Provided passage —
..............................

I would go my Britains AZW for love and my K&C Scots Greys and Black Watch for resale.
 
I visited with Jack the other night and we posed the question to each other - what would you save if the house was on fire? Now obviously everyone would grab the family, pet, family photos, mobile phone and sachel with all the important insurance details carefully filed in alphabetical order but say you had one trip left? What in your collection would you grab? I think for the purposes of the question, it could be a range you could quickly (but carefully!) put into a box but maybe even restrict it to what you could carry in your hands? For me, it would be my Jenkins Jacobites, though I might carry them out on my Conte Stamford Bridge playset!
The things you two talk about, I can picture the two of you in the cinema chairs with a can of coke each watching the cricket and talking gibberish....:rolleyes2:brilliant. For me it would be those long retired K&C figures that took forever to find.
Wayne.
 
"K&C Scots Greys and Black Watch for resale." That's right, you made that point. Grabbing the most valuable means you could fund some of the restocking!
 
"in the cinema chairs with a can of coke each watching the cricket and talking gibberish" - Wayne, this is incredibly accurate! Were you spying on us??
 
"in the cinema chairs with a can of coke each watching the cricket and talking gibberish" - Wayne, this is incredibly accurate! Were you spying on us??
John, I have sat in the same chairs and talked the same gibbership......:rolleyes2:
Wayne.
 
My JJD S.E.5a would be saved first, it's nice and light too. My K&C Mk IV Cambrai tank would cause me to go back in and inhale a few fumes and finally I would allow myself to be singed a bit to go back a last time to collect my WB Modelzone 'Cold Steel' exclusive to sell on and begin collecting all over again. Seeing what this has gone for in the past, it may even allow me to put a deposit on a Kensington townhouse!{sm4}
 
Hard to say...I chose them so carafully, one by one,I don' t really know......:confused:
 
I would simply get the hose pipe and try as best to contain the flames until the professionals arrived. that would be better than saving one piece and standing idly watching the rest go down the pan!!!
Mitch
 
After preserving my family and pets, I would make a beeline for my early K&C glossy cabinet, containing my four original K&C wooden tanks, all the early glossy WWII and glossy oddity sets (Sgt. Peppers, Elvis, Charlie Chaplin, Hong Kong Jockies, Les Miserables, glossy Teddy Roosevelt and the Rough Riders, etc.) and carry that cabinet out. I have my collection insured, and would probably be able to recreate much of my later K&C, Trophy, Heco Tinplate Models and CJB Models collection (although poor Gordon would have to be chained to his workench to recreate my 17 K&C custom dioramas), but I would never be able to replace those very limited production early K&C sets.
 
Public safety announcement (in the best spirit of being a kill-joy): Never, ever, return to a burning house. You will die. Fire moves incredibly fast, burns incredibly hot, generates poisonous fumes and toxic smoke. Get your family and yourself out and forget the rest. You WILL NOT have time to stop and box up or grab anything. I know this seems an unneccesary thing to have to see to adults, yet I'm saying it. I also know what comes next; "Lighten up, Francis!"
Now in the original spirit of the thread, I would leave the house with my KC P-40 Flying Tiger in one hand and my JJD SE-5 in the other. Would also have my father's 1930's era Britains set 144A, RFA in service dress, dangling from my teeth.^&grin -- Al
 
"Never, ever, return to a burning house. You will die."

Actually that reminds me of an incident in the Queensland floods of 2011. A family had got out of their house that was filling with water, when the grandmother went back to get the family war medals. The house then disintergrated with her inside and she was washed away to her death. Jack also came across an old fellow with a similar story when conducting interviews for one of his books. Their plane had come down in the ocean and everyone had got out, when one bloke suddenly dashed back in, the plane promptly sank and took him with it. The teller of the story always wondered/worried that the guy had gone back to grab the teller's watch, which he had borrowed earlier and had left at his station.

..............................

Material supplied —
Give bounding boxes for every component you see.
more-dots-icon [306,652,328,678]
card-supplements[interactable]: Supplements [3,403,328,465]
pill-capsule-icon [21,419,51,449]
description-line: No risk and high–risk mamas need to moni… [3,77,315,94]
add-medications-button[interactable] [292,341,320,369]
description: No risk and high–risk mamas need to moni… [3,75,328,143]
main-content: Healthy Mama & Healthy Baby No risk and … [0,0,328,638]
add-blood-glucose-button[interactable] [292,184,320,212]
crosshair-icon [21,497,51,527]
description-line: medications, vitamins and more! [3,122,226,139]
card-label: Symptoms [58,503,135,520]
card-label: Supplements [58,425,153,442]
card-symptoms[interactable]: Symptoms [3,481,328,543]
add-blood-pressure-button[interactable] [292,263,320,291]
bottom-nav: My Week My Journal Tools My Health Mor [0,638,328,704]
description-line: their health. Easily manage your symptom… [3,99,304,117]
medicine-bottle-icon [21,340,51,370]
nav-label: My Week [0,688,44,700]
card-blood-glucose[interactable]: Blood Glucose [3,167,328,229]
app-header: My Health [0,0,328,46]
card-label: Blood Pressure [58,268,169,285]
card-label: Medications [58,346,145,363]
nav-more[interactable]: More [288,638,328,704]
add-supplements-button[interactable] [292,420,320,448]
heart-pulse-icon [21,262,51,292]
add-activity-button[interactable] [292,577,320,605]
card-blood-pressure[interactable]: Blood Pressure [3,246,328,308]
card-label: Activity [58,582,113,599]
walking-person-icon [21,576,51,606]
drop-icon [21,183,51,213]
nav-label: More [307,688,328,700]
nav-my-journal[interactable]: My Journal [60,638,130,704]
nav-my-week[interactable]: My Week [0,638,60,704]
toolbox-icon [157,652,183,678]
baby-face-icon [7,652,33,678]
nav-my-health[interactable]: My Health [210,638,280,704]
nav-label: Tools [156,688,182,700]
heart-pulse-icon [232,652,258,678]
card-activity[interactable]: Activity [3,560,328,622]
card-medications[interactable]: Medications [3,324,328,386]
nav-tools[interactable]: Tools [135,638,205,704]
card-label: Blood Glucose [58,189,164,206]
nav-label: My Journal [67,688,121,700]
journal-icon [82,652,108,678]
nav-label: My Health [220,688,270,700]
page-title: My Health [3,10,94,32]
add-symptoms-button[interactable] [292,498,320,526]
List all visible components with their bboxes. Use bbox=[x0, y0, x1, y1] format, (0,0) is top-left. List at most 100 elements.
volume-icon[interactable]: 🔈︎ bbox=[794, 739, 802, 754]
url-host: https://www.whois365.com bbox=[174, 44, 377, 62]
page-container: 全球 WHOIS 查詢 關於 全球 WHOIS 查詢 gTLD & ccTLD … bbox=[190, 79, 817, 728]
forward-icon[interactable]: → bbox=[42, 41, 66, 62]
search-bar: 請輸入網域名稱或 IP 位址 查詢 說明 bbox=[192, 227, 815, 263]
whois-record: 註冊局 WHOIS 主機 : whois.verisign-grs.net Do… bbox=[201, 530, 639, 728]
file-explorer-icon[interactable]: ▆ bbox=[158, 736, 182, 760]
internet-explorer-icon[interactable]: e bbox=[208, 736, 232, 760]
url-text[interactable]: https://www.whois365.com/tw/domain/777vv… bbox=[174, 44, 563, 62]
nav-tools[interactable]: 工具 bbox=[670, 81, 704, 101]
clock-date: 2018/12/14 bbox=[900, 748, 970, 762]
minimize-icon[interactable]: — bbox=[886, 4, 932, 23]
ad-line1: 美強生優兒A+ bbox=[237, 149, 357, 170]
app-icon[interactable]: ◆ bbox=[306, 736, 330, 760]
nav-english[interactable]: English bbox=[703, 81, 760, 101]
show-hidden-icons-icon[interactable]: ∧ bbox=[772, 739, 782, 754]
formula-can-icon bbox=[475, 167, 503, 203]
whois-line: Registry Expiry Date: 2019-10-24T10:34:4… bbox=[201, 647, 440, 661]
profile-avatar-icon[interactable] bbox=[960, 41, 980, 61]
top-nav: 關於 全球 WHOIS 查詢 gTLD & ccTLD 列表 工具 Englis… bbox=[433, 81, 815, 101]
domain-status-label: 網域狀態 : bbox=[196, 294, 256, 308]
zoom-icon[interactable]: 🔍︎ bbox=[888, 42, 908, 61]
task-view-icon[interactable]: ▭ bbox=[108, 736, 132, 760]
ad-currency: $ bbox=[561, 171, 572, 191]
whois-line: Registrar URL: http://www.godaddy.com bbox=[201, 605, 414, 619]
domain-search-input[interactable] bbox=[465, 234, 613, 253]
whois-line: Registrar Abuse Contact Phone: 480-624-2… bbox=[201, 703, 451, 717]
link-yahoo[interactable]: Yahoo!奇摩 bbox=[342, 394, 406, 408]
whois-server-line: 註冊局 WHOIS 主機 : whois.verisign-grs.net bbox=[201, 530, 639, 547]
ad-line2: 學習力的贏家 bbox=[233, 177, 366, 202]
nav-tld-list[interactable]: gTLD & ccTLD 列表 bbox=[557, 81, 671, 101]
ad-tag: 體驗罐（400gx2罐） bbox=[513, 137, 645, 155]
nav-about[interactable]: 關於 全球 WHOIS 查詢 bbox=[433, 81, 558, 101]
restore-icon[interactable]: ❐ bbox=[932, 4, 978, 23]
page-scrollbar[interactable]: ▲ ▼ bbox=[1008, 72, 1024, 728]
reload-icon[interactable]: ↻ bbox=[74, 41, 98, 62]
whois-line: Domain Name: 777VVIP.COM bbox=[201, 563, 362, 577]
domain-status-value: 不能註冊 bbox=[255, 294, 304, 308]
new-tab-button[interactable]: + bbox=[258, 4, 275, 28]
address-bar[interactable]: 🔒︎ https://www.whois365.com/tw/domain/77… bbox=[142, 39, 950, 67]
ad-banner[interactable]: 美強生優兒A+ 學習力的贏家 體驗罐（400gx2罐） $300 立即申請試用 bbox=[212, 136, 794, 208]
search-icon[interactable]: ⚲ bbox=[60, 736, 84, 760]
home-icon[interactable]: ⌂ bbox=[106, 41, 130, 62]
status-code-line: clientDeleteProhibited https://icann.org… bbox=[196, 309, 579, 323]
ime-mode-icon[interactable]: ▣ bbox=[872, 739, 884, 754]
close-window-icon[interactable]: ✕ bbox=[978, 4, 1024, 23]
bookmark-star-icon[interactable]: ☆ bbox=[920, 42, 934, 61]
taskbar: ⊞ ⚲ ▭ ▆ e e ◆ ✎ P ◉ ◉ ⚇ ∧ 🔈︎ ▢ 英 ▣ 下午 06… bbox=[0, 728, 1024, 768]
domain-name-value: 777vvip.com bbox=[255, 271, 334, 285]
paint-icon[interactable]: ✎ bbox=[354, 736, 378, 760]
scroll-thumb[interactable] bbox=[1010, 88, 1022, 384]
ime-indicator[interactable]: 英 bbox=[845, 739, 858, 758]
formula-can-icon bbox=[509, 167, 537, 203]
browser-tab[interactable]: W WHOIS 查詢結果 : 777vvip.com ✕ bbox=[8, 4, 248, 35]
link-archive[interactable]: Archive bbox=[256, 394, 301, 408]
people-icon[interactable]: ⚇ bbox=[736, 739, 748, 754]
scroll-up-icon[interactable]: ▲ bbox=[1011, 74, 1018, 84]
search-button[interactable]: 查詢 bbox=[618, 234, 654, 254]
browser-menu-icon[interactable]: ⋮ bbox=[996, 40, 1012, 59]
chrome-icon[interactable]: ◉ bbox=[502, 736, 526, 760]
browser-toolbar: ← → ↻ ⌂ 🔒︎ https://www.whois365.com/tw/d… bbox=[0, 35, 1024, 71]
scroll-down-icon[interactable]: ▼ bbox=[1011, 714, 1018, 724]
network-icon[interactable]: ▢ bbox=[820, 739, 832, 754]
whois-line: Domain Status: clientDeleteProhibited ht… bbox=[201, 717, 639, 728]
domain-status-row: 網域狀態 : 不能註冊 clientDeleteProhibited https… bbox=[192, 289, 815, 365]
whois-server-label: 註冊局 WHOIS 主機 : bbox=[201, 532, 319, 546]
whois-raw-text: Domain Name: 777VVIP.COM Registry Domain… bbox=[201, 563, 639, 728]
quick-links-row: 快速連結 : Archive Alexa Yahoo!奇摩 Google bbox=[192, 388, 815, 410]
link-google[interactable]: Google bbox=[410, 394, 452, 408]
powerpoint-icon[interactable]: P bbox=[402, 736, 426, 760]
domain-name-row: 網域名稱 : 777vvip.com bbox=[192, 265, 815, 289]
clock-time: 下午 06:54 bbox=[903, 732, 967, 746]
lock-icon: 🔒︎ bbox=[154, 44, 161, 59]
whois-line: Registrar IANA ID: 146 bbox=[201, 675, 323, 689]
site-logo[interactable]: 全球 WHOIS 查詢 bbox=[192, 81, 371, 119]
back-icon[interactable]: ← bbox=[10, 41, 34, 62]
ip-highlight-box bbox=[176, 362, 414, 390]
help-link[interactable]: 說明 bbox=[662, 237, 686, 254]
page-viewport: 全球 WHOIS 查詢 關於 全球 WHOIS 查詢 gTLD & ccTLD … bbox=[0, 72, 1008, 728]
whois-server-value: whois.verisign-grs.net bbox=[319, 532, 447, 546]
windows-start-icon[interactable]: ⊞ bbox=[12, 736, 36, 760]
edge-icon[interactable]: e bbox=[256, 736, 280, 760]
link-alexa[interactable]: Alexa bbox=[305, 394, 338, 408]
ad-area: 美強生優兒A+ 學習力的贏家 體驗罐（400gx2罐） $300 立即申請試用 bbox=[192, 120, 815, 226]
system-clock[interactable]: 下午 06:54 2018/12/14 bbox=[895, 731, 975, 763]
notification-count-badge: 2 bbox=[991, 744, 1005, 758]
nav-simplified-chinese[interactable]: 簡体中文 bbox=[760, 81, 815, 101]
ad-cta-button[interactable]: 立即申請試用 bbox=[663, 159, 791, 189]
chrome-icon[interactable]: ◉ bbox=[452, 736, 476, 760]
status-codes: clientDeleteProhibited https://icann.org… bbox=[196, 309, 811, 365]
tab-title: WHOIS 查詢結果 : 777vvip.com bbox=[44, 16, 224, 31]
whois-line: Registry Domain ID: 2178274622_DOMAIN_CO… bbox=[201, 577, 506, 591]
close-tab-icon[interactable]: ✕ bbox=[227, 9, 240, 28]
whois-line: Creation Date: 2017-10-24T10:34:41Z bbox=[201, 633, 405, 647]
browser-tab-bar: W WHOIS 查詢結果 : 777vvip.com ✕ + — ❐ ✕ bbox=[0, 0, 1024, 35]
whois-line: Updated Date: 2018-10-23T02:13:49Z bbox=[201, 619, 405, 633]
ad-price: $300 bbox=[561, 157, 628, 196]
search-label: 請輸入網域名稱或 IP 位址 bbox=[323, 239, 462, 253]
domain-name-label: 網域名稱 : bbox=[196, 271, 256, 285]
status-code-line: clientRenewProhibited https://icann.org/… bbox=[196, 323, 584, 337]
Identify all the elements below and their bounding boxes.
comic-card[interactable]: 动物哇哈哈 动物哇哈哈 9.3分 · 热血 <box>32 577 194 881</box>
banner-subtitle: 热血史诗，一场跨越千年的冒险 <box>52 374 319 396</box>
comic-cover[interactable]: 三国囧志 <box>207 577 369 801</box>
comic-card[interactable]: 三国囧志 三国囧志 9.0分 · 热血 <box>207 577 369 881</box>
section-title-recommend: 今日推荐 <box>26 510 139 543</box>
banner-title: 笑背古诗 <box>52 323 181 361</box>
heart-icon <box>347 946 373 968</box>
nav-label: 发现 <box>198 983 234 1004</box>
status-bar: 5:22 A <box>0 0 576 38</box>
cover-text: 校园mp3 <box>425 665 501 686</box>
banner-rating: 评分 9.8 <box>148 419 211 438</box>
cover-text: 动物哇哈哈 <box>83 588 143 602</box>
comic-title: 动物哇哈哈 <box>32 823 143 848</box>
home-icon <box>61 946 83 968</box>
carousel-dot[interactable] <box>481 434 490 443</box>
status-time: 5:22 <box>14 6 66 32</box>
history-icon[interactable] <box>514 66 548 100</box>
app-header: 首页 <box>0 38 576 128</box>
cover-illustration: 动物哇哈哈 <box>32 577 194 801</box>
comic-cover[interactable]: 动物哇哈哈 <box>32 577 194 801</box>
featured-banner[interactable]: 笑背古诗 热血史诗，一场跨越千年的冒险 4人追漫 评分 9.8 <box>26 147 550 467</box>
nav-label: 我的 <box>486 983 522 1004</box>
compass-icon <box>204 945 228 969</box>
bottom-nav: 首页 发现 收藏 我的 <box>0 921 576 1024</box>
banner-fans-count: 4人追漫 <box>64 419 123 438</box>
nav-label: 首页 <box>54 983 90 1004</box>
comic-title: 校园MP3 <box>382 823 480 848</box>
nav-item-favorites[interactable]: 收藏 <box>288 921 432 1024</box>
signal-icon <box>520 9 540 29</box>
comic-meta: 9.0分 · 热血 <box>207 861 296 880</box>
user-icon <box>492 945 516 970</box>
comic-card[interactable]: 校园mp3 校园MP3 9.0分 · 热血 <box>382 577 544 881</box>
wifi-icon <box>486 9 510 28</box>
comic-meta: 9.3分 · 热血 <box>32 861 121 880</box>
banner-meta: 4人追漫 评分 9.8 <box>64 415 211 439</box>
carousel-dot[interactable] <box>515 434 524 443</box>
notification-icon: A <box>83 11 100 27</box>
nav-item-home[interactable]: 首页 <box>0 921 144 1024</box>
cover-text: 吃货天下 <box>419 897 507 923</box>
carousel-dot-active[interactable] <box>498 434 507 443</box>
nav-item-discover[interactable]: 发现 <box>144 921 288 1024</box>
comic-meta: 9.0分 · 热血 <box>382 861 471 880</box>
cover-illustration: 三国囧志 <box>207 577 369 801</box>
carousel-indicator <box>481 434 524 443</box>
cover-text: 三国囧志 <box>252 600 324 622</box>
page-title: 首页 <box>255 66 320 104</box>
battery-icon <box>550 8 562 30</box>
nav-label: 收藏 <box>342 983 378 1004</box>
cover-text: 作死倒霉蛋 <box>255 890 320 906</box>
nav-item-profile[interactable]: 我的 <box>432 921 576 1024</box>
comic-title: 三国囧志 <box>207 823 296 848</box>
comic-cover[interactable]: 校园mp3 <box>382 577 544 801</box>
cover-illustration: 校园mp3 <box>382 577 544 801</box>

..............................

Activity list —
1. Answer these from the thread:
(a) Which two K&C sets does the first post say would be grabbed for resale?
(b) What does Mitch say he would do instead of saving one piece?
(c) In the Queensland floods story, what did the grandmother go back into the house to get?
2. Update the stretch of the thread from "Actually that reminds" through "at his station.", replacing "war medals" with "photo albums".
This material has no connection to the thread.

List of solutions —
1.
(a) The Scots Greys and the Black Watch.
(b) Get the hose pipe and try as best he could to contain the flames until the professionals arrived.
(c) The family war medals.

2.
Actually that reminds me of an incident in the Queensland floods of 2011. A family had got out of their house that was filling with water, when the grandmother went back to get the family photo albums. The house then disintergrated with her inside and she was washed away to her death. Jack also came across an old fellow with a similar story when conducting interviews for one of his books. Their plane had come down in the ocean and everyone had got out, when one bloke suddenly dashed back in, the plane promptly sank and took him with it. The teller of the story always wondered/worried that the guy had gone back to grab the teller's watch, which he had borrowed earlier and had left at his station.